_What this task involves_. Show every line below where "Sectors" can be found.

_Given records_.

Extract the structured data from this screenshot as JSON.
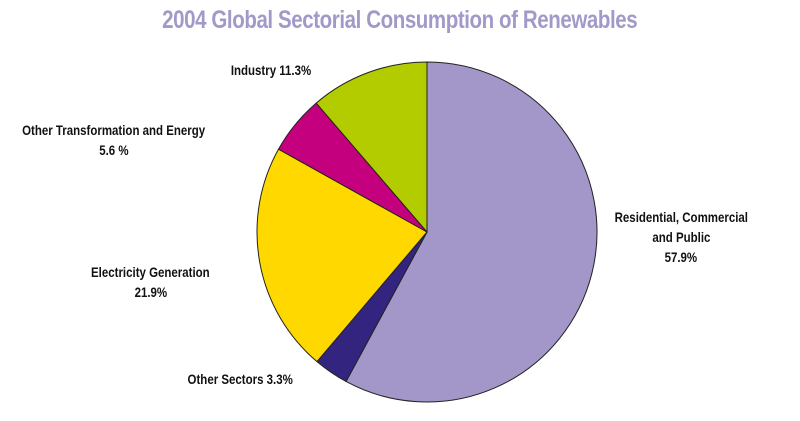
{
  "chart_data": {
    "type": "pie",
    "title": "2004 Global Sectorial Consumption of Renewables",
    "start_angle": "12 o'clock",
    "direction": "clockwise",
    "slices": [
      {
        "label": "Residential, Commercial and Public",
        "value": 57.9,
        "label_lines": [
          "Residential, Commercial",
          "and Public",
          "57.9%"
        ],
        "color": "#a396c8"
      },
      {
        "label": "Other Sectors",
        "value": 3.3,
        "label_lines": [
          "Other Sectors 3.3%"
        ],
        "color": "#33257f"
      },
      {
        "label": "Electricity Generation",
        "value": 21.9,
        "label_lines": [
          "Electricity Generation",
          "21.9%"
        ],
        "color": "#ffd800"
      },
      {
        "label": "Other Transformation and Energy",
        "value": 5.6,
        "label_lines": [
          "Other Transformation and Energy",
          "5.6 %"
        ],
        "color": "#c4007f"
      },
      {
        "label": "Industry",
        "value": 11.3,
        "label_lines": [
          "Industry 11.3%"
        ],
        "color": "#b3cc00"
      }
    ]
  }
}
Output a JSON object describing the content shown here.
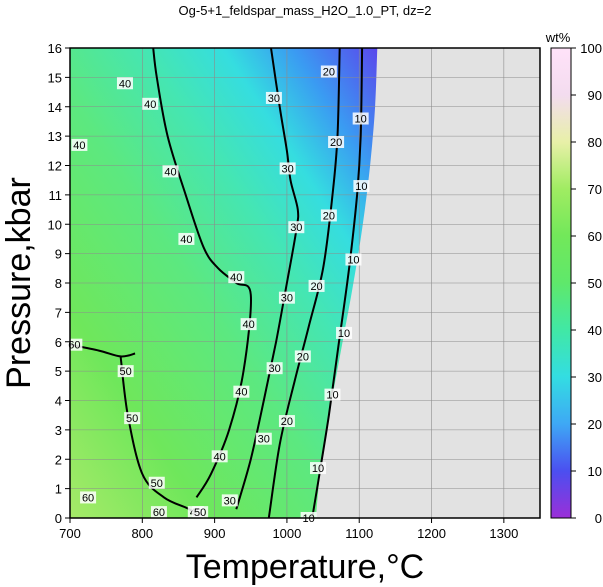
{
  "chart_data": {
    "type": "heatmap",
    "title": "Og-5+1_feldspar_mass_H2O_1.0_PT, dz=2",
    "xlabel": "Temperature,°C",
    "ylabel": "Pressure,kbar",
    "xlim": [
      700,
      1350
    ],
    "ylim": [
      0,
      16
    ],
    "x_ticks": [
      700,
      800,
      900,
      1000,
      1100,
      1200,
      1300
    ],
    "y_ticks": [
      0,
      1,
      2,
      3,
      4,
      5,
      6,
      7,
      8,
      9,
      10,
      11,
      12,
      13,
      14,
      15,
      16
    ],
    "grid": true,
    "no_data_color": "#e2e2e2",
    "colorbar": {
      "label": "wt%",
      "range": [
        0,
        100
      ],
      "ticks": [
        0,
        10,
        20,
        30,
        40,
        50,
        60,
        70,
        80,
        90,
        100
      ],
      "colors": [
        "#9b2fd8",
        "#4b4ff0",
        "#3ea8f5",
        "#33dde2",
        "#41e8a5",
        "#5fe86b",
        "#72e85a",
        "#a0ec62",
        "#e8f0a8",
        "#f3dcef",
        "#ffe2f9"
      ]
    },
    "stability_limit": [
      {
        "T": 1125,
        "P": 16
      },
      {
        "T": 1122,
        "P": 14
      },
      {
        "T": 1115,
        "P": 12
      },
      {
        "T": 1105,
        "P": 10
      },
      {
        "T": 1092,
        "P": 8
      },
      {
        "T": 1077,
        "P": 6
      },
      {
        "T": 1062,
        "P": 4
      },
      {
        "T": 1048,
        "P": 2
      },
      {
        "T": 1040,
        "P": 0
      }
    ],
    "contours": [
      {
        "value": 10,
        "points": [
          [
            1035,
            0
          ],
          [
            1045,
            1.5
          ],
          [
            1058,
            3.5
          ],
          [
            1072,
            6
          ],
          [
            1086,
            8.5
          ],
          [
            1097,
            11
          ],
          [
            1102,
            13
          ],
          [
            1104,
            16
          ]
        ],
        "labels": [
          {
            "T": 1030,
            "P": 0,
            "text": "10"
          },
          {
            "T": 1043,
            "P": 1.7,
            "text": "10"
          },
          {
            "T": 1063,
            "P": 4.2,
            "text": "10"
          },
          {
            "T": 1079,
            "P": 6.3,
            "text": "10"
          },
          {
            "T": 1092,
            "P": 8.8,
            "text": "10"
          },
          {
            "T": 1103,
            "P": 11.3,
            "text": "10"
          },
          {
            "T": 1102,
            "P": 13.6,
            "text": "10"
          }
        ]
      },
      {
        "value": 20,
        "points": [
          [
            975,
            0
          ],
          [
            990,
            2.5
          ],
          [
            1010,
            4.6
          ],
          [
            1030,
            6.5
          ],
          [
            1050,
            8.5
          ],
          [
            1063,
            11
          ],
          [
            1070,
            13
          ],
          [
            1073,
            16
          ]
        ],
        "labels": [
          {
            "T": 1000,
            "P": 3.3,
            "text": "20"
          },
          {
            "T": 1022,
            "P": 5.5,
            "text": "20"
          },
          {
            "T": 1041,
            "P": 7.9,
            "text": "20"
          },
          {
            "T": 1058,
            "P": 10.3,
            "text": "20"
          },
          {
            "T": 1068,
            "P": 12.8,
            "text": "20"
          },
          {
            "T": 1058,
            "P": 15.2,
            "text": "20"
          }
        ]
      },
      {
        "value": 30,
        "points": [
          [
            930,
            0.3
          ],
          [
            950,
            2
          ],
          [
            968,
            4
          ],
          [
            985,
            6
          ],
          [
            1000,
            8
          ],
          [
            1013,
            9.8
          ],
          [
            1015,
            10.5
          ],
          [
            1005,
            11.5
          ],
          [
            1000,
            12.5
          ],
          [
            990,
            14
          ],
          [
            978,
            16
          ]
        ],
        "labels": [
          {
            "T": 921,
            "P": 0.6,
            "text": "30"
          },
          {
            "T": 968,
            "P": 2.7,
            "text": "30"
          },
          {
            "T": 983,
            "P": 5.1,
            "text": "30"
          },
          {
            "T": 1000,
            "P": 7.5,
            "text": "30"
          },
          {
            "T": 1013,
            "P": 9.9,
            "text": "30"
          },
          {
            "T": 1001,
            "P": 11.9,
            "text": "30"
          },
          {
            "T": 982,
            "P": 14.3,
            "text": "30"
          }
        ]
      },
      {
        "value": 40,
        "points": [
          [
            875,
            0.7
          ],
          [
            895,
            1.5
          ],
          [
            920,
            3
          ],
          [
            940,
            5
          ],
          [
            950,
            7.6
          ],
          [
            930,
            8
          ],
          [
            905,
            8.5
          ],
          [
            885,
            9.2
          ],
          [
            860,
            11
          ],
          [
            835,
            13
          ],
          [
            820,
            15
          ],
          [
            815,
            16
          ]
        ],
        "labels": [
          {
            "T": 874,
            "P": 0.2,
            "text": "40"
          },
          {
            "T": 907,
            "P": 2.1,
            "text": "40"
          },
          {
            "T": 937,
            "P": 4.3,
            "text": "40"
          },
          {
            "T": 947,
            "P": 6.6,
            "text": "40"
          },
          {
            "T": 930,
            "P": 8.2,
            "text": "40"
          },
          {
            "T": 861,
            "P": 9.5,
            "text": "40"
          },
          {
            "T": 839,
            "P": 11.8,
            "text": "40"
          },
          {
            "T": 811,
            "P": 14.1,
            "text": "40"
          },
          {
            "T": 776,
            "P": 14.8,
            "text": "40"
          },
          {
            "T": 713,
            "P": 12.7,
            "text": "40"
          }
        ]
      },
      {
        "value": 50,
        "points": [
          [
            770,
            5.5
          ],
          [
            780,
            3.5
          ],
          [
            800,
            1.5
          ],
          [
            830,
            0.7
          ],
          [
            865,
            0.3
          ],
          [
            880,
            0
          ]
        ],
        "labels": [
          {
            "T": 777,
            "P": 5.0,
            "text": "50"
          },
          {
            "T": 786,
            "P": 3.4,
            "text": "50"
          },
          {
            "T": 820,
            "P": 1.2,
            "text": "50"
          },
          {
            "T": 880,
            "P": 0.2,
            "text": "50"
          }
        ]
      },
      {
        "value": 60,
        "points": [
          [
            700,
            5.9
          ],
          [
            740,
            5.7
          ],
          [
            770,
            5.5
          ],
          [
            790,
            5.6
          ]
        ],
        "labels": [
          {
            "T": 706,
            "P": 5.9,
            "text": "60"
          },
          {
            "T": 725,
            "P": 0.7,
            "text": "60"
          },
          {
            "T": 823,
            "P": 0.2,
            "text": "60"
          }
        ]
      }
    ]
  }
}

_Worked solution_.
        "label": "Other Sectors",
          "Other Sectors 3.3%"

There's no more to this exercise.